**WHAT YOU NEED TO DO:** What you produce should be every line from the data that includes "Parnia".

[Records contained in a dataset]
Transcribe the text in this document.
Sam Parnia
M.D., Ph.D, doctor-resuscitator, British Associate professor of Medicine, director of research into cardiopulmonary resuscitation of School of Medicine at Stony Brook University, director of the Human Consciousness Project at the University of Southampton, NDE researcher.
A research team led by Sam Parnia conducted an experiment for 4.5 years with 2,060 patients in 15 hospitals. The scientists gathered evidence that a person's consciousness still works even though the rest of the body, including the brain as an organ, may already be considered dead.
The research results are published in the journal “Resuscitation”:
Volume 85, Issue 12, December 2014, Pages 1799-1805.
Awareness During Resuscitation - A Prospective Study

**ANSWER:**
Sam Parnia
A research team led by Sam Parnia conducted an experiment for 4.5 years with 2,060 patients in 15 hospitals. The scientists gathered evidence that a person's consciousness still works even though the rest of the body, including the brain as an organ, may already be considered dead.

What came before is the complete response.